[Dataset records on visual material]
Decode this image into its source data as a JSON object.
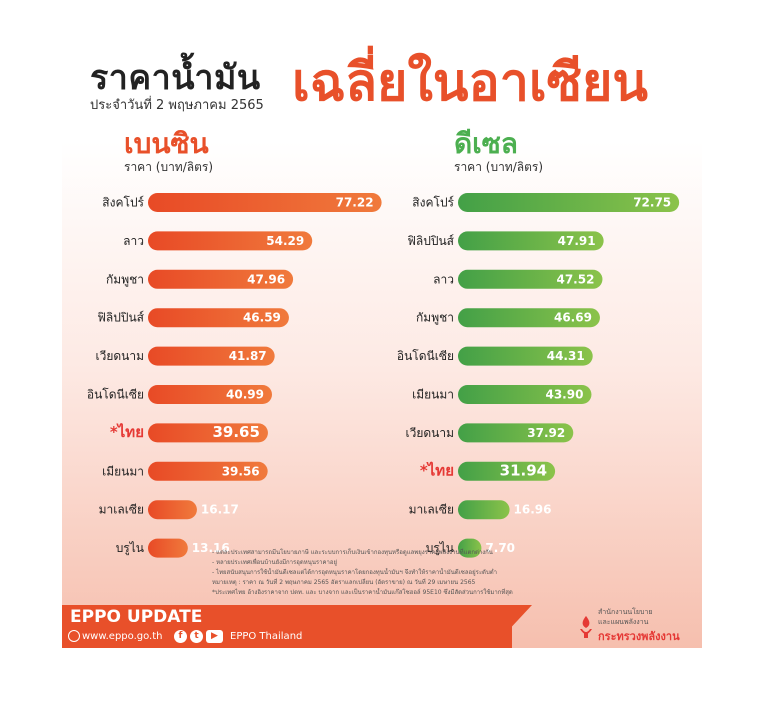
{
  "header": {
    "title_main": "ราคาน้ำมัน",
    "title_accent": "เฉลี่ยในอาเซียน",
    "date": "ประจำวันที่ 2 พฤษภาคม 2565"
  },
  "colors": {
    "petrol": "#e8502a",
    "diesel": "#4caf50",
    "highlight": "#e53935"
  },
  "chart_data": [
    {
      "type": "bar",
      "orientation": "horizontal",
      "title": "เบนซิน",
      "xlabel": "ราคา (บาท/ลิตร)",
      "categories": [
        "สิงคโปร์",
        "ลาว",
        "กัมพูชา",
        "ฟิลิปปินส์",
        "เวียดนาม",
        "อินโดนีเซีย",
        "*ไทย",
        "เมียนมา",
        "มาเลเซีย",
        "บรูไน"
      ],
      "values": [
        77.22,
        54.29,
        47.96,
        46.59,
        41.87,
        40.99,
        39.65,
        39.56,
        16.17,
        13.16
      ],
      "value_labels": [
        "77.22",
        "54.29",
        "47.96",
        "46.59",
        "41.87",
        "40.99",
        "39.65",
        "39.56",
        "16.17",
        "13.16"
      ],
      "highlight": "*ไทย",
      "xlim": [
        0,
        80
      ]
    },
    {
      "type": "bar",
      "orientation": "horizontal",
      "title": "ดีเซล",
      "xlabel": "ราคา (บาท/ลิตร)",
      "categories": [
        "สิงคโปร์",
        "ฟิลิปปินส์",
        "ลาว",
        "กัมพูชา",
        "อินโดนีเซีย",
        "เมียนมา",
        "เวียดนาม",
        "*ไทย",
        "มาเลเซีย",
        "บรูไน"
      ],
      "values": [
        72.75,
        47.91,
        47.52,
        46.69,
        44.31,
        43.9,
        37.92,
        31.94,
        16.96,
        7.7
      ],
      "value_labels": [
        "72.75",
        "47.91",
        "47.52",
        "46.69",
        "44.31",
        "43.90",
        "37.92",
        "31.94",
        "16.96",
        "7.70"
      ],
      "highlight": "*ไทย",
      "xlim": [
        0,
        75
      ]
    }
  ],
  "footnotes": [
    "- แต่ละประเทศสามารถมีนโยบายภาษี และระบบการเก็บเงินเข้ากองทุนหรือดูแลพยุงราคาพลังงานที่แตกต่างกัน",
    "- หลายประเทศเพื่อนบ้านยังมีการอุดหนุนราคาอยู่",
    "- ไทยสนับสนุนการใช้น้ำมันดีเซลแต่ได้การอุดหนุนราคาโดยกองทุนน้ำมันฯ จึงทำให้ราคาน้ำมันดีเซลอยู่ระดับต่ำ",
    "หมายเหตุ : ราคา ณ วันที่ 2 พฤษภาคม 2565 อัตราแลกเปลี่ยน (อัตราขาย) ณ วันที่ 29 เมษายน 2565",
    "*ประเทศไทย อ้างอิงราคาจาก ปตท. และ บางจาก และเป็นราคาน้ำมันแก๊สโซฮอล์ 95E10 ซึ่งมีสัดส่วนการใช้มากที่สุด"
  ],
  "footer": {
    "title": "EPPO UPDATE",
    "url": "www.eppo.go.th",
    "channel": "EPPO Thailand",
    "org_line1": "สำนักงานนโยบาย",
    "org_line2": "และแผนพลังงาน",
    "org_line3": "กระทรวงพลังงาน"
  }
}
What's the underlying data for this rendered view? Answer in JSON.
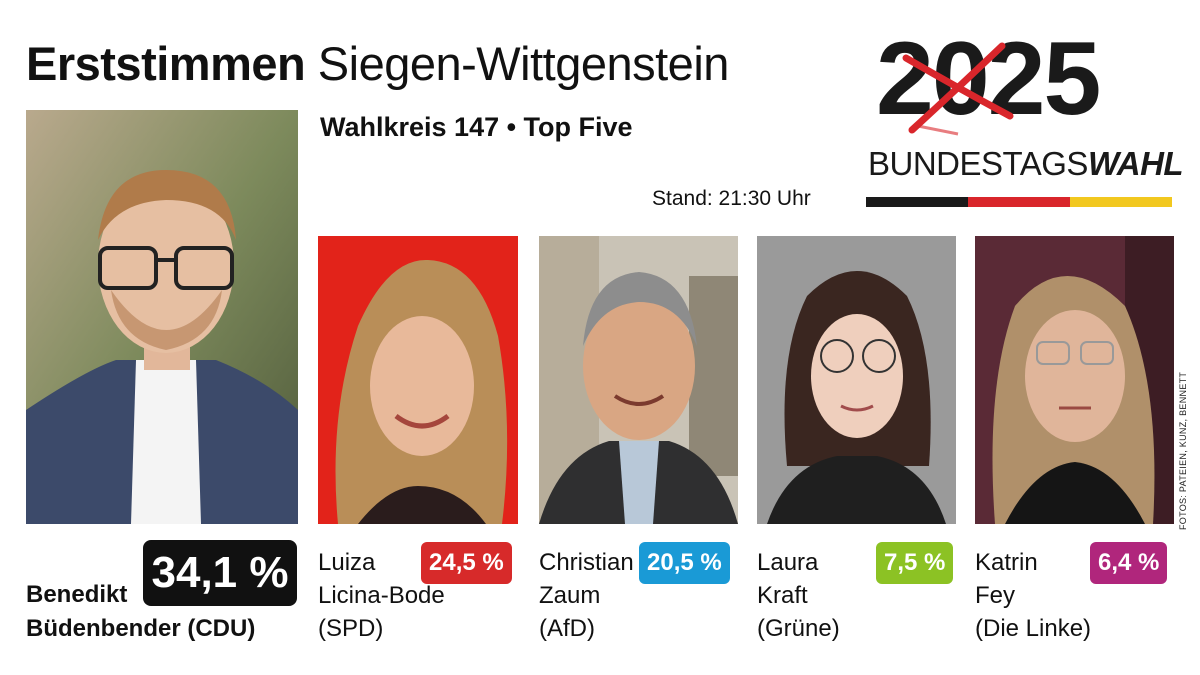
{
  "header": {
    "title_bold": "Erststimmen",
    "title_regular": "Siegen-Wittgenstein",
    "subtitle": "Wahlkreis 147 • Top Five",
    "stand": "Stand: 21:30 Uhr"
  },
  "logo": {
    "year": "2025",
    "word_regular": "BUNDESTAGS",
    "word_bold": "WAHL",
    "flag_colors": [
      "#1a1a1a",
      "#d9262b",
      "#f2c81f"
    ],
    "cross_color": "#d9262b"
  },
  "photo_credit": "FOTOS: PATEIEN, KUNZ, BENNETT",
  "candidates": [
    {
      "first": "Benedikt",
      "last": "Büdenbender (CDU)",
      "percent": "34,1 %",
      "share": 34.1,
      "color": "#111111"
    },
    {
      "first": "Luiza",
      "last": "Licina-Bode",
      "party": "(SPD)",
      "percent": "24,5 %",
      "share": 24.5,
      "color": "#d72a2a"
    },
    {
      "first": "Christian",
      "last": "Zaum",
      "party": "(AfD)",
      "percent": "20,5 %",
      "share": 20.5,
      "color": "#1a9ad6"
    },
    {
      "first": "Laura",
      "last": "Kraft",
      "party": "(Grüne)",
      "percent": "7,5 %",
      "share": 7.5,
      "color": "#8cc224"
    },
    {
      "first": "Katrin",
      "last": "Fey",
      "party": "(Die Linke)",
      "percent": "6,4 %",
      "share": 6.4,
      "color": "#b0267c"
    }
  ]
}
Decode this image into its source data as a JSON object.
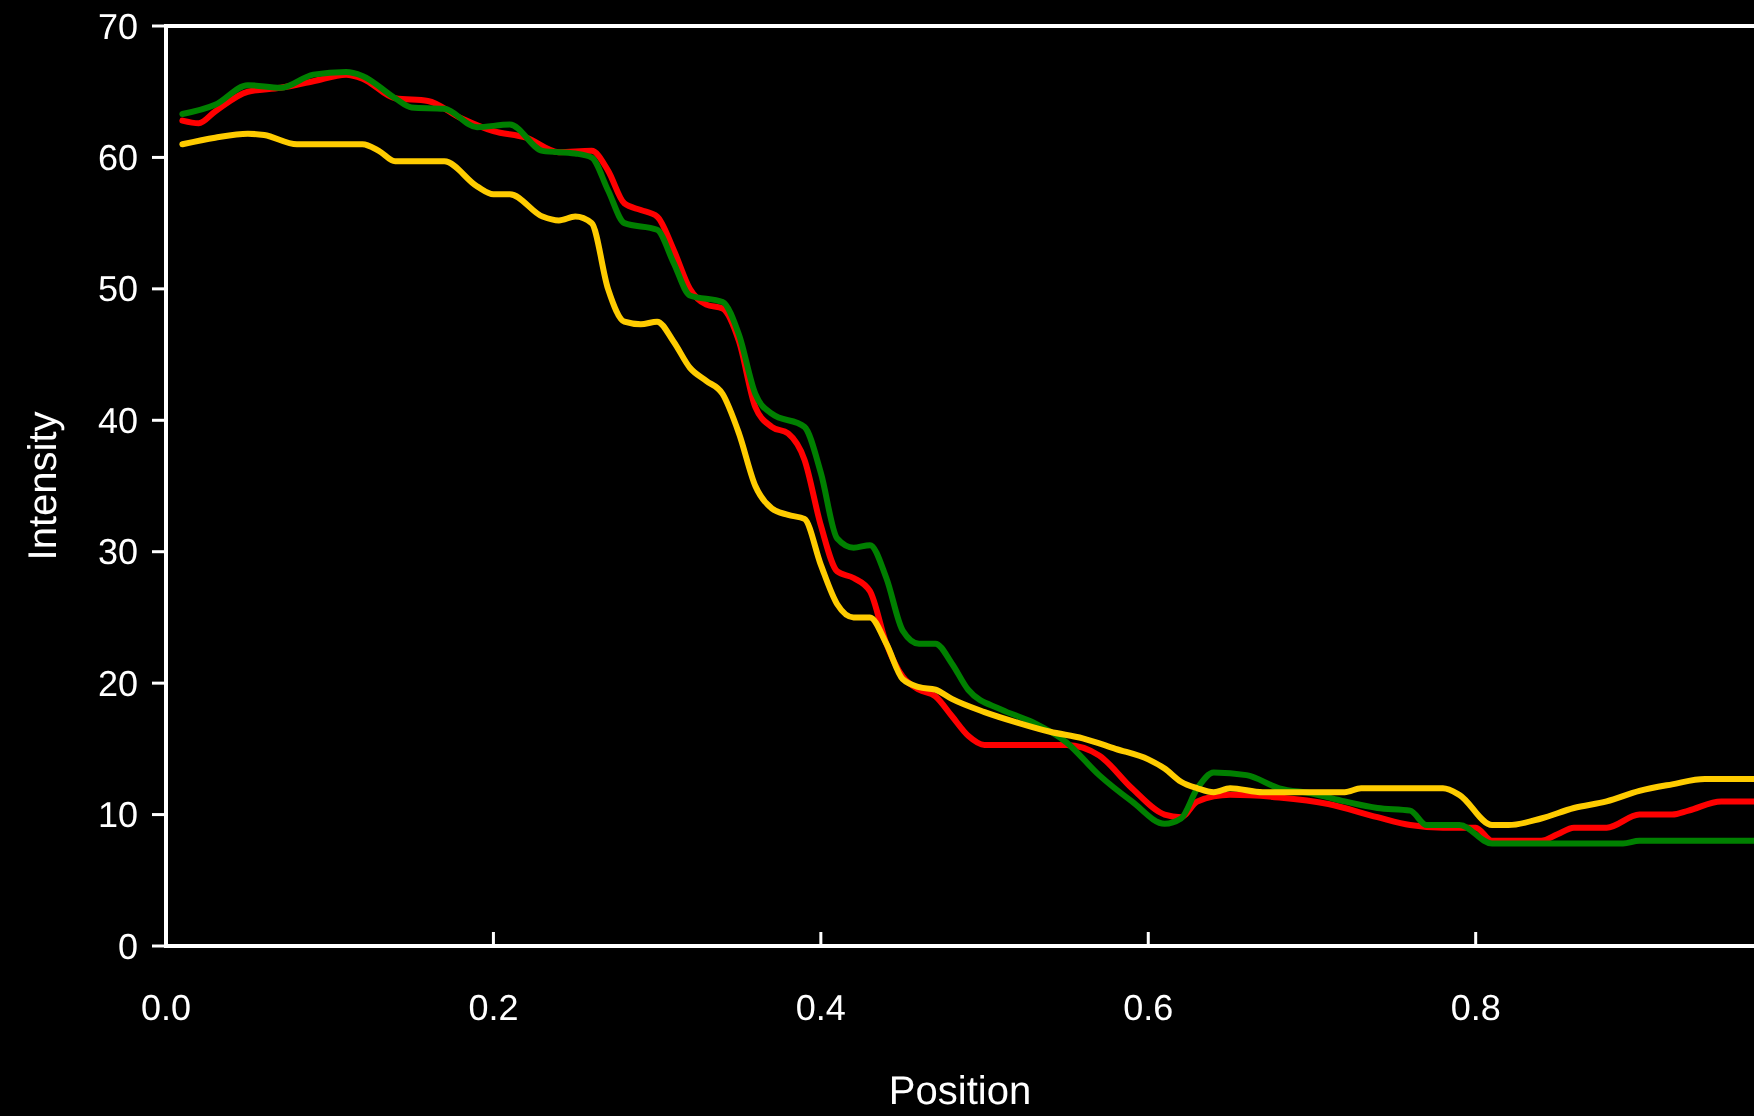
{
  "chart_data": {
    "type": "line",
    "xlabel": "Position",
    "ylabel": "Intensity",
    "xlim": [
      0,
      0.97
    ],
    "ylim": [
      0,
      70
    ],
    "xticks": [
      {
        "value": 0,
        "label": "0.0"
      },
      0.2,
      0.4,
      0.6,
      0.8
    ],
    "yticks": [
      0,
      10,
      20,
      30,
      40,
      50,
      60,
      70
    ],
    "grid": false,
    "marker": "none",
    "line_style": "solid",
    "series": [
      {
        "color": "#ff0000",
        "x": [
          0.01,
          0.02,
          0.03,
          0.05,
          0.07,
          0.09,
          0.11,
          0.12,
          0.14,
          0.16,
          0.18,
          0.2,
          0.22,
          0.24,
          0.26,
          0.27,
          0.28,
          0.29,
          0.3,
          0.31,
          0.32,
          0.33,
          0.34,
          0.35,
          0.36,
          0.37,
          0.38,
          0.39,
          0.4,
          0.41,
          0.42,
          0.43,
          0.44,
          0.45,
          0.46,
          0.47,
          0.48,
          0.49,
          0.5,
          0.52,
          0.55,
          0.57,
          0.59,
          0.61,
          0.62,
          0.63,
          0.65,
          0.68,
          0.71,
          0.74,
          0.76,
          0.78,
          0.8,
          0.81,
          0.84,
          0.85,
          0.86,
          0.88,
          0.9,
          0.92,
          0.93,
          0.95,
          0.97
        ],
        "values": [
          62.8,
          62.6,
          63.5,
          65,
          65.3,
          65.8,
          66.3,
          66,
          64.5,
          64.3,
          63,
          62,
          61.5,
          60.4,
          60.5,
          59,
          56.5,
          56,
          55.5,
          53,
          50,
          48.8,
          48.5,
          46,
          41,
          39.5,
          39,
          37,
          32,
          28.5,
          28,
          27,
          23,
          20.5,
          19.5,
          19,
          17.5,
          16,
          15.3,
          15.3,
          15.3,
          14.5,
          12,
          10,
          9.8,
          11,
          11.5,
          11.3,
          10.8,
          9.8,
          9.2,
          9,
          9,
          8,
          8,
          8.5,
          9,
          9,
          10,
          10,
          10.3,
          11,
          11
        ]
      },
      {
        "color": "#008000",
        "x": [
          0.01,
          0.03,
          0.05,
          0.07,
          0.09,
          0.11,
          0.12,
          0.14,
          0.15,
          0.17,
          0.19,
          0.21,
          0.23,
          0.25,
          0.26,
          0.27,
          0.28,
          0.3,
          0.31,
          0.32,
          0.34,
          0.35,
          0.36,
          0.37,
          0.39,
          0.4,
          0.41,
          0.42,
          0.43,
          0.44,
          0.45,
          0.46,
          0.47,
          0.48,
          0.49,
          0.51,
          0.53,
          0.55,
          0.57,
          0.59,
          0.61,
          0.62,
          0.63,
          0.64,
          0.66,
          0.68,
          0.7,
          0.72,
          0.74,
          0.76,
          0.77,
          0.79,
          0.81,
          0.85,
          0.89,
          0.9,
          0.97
        ],
        "values": [
          63.3,
          64,
          65.5,
          65.3,
          66.3,
          66.5,
          66.2,
          64.5,
          63.8,
          63.7,
          62.3,
          62.5,
          60.5,
          60.3,
          60,
          57.5,
          55,
          54.5,
          52,
          49.5,
          49,
          46.5,
          42,
          40.5,
          39.5,
          36,
          31,
          30.3,
          30.5,
          28,
          24,
          23,
          23,
          21.5,
          19.5,
          18,
          17,
          15.5,
          13,
          11,
          9.3,
          9.7,
          12,
          13.2,
          13,
          12,
          11.6,
          11,
          10.5,
          10.3,
          9.2,
          9.2,
          7.8,
          7.8,
          7.8,
          8,
          8
        ]
      },
      {
        "color": "#ffcc00",
        "x": [
          0.01,
          0.03,
          0.05,
          0.06,
          0.08,
          0.12,
          0.13,
          0.14,
          0.17,
          0.19,
          0.2,
          0.21,
          0.23,
          0.24,
          0.25,
          0.26,
          0.27,
          0.28,
          0.29,
          0.3,
          0.31,
          0.32,
          0.33,
          0.34,
          0.35,
          0.36,
          0.37,
          0.38,
          0.39,
          0.4,
          0.41,
          0.42,
          0.43,
          0.44,
          0.45,
          0.46,
          0.47,
          0.48,
          0.5,
          0.52,
          0.54,
          0.56,
          0.58,
          0.6,
          0.61,
          0.62,
          0.63,
          0.64,
          0.65,
          0.67,
          0.7,
          0.72,
          0.73,
          0.78,
          0.79,
          0.81,
          0.82,
          0.84,
          0.86,
          0.88,
          0.9,
          0.92,
          0.94,
          0.97
        ],
        "values": [
          61,
          61.5,
          61.8,
          61.7,
          61,
          61,
          60.5,
          59.7,
          59.7,
          57.8,
          57.2,
          57.2,
          55.5,
          55.2,
          55.5,
          55,
          50,
          47.5,
          47.3,
          47.5,
          46,
          44,
          43,
          42,
          39,
          35,
          33.3,
          32.8,
          32.5,
          29,
          26,
          25,
          25,
          23,
          20.3,
          19.7,
          19.5,
          18.8,
          17.8,
          17,
          16.3,
          15.8,
          15,
          14.2,
          13.5,
          12.5,
          12,
          11.7,
          12,
          11.7,
          11.7,
          11.7,
          12,
          12,
          11.5,
          9.2,
          9.2,
          9.7,
          10.5,
          11,
          11.8,
          12.3,
          12.7,
          12.7
        ]
      }
    ]
  }
}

▸ **Objective**
For each line of the entries that includes "share", show that line.

▸ **Output of the exercise**
      "share": 34.1,
      "share": 24.5,
      "share": 20.5,
      "share": 7.5,
      "share": 6.4,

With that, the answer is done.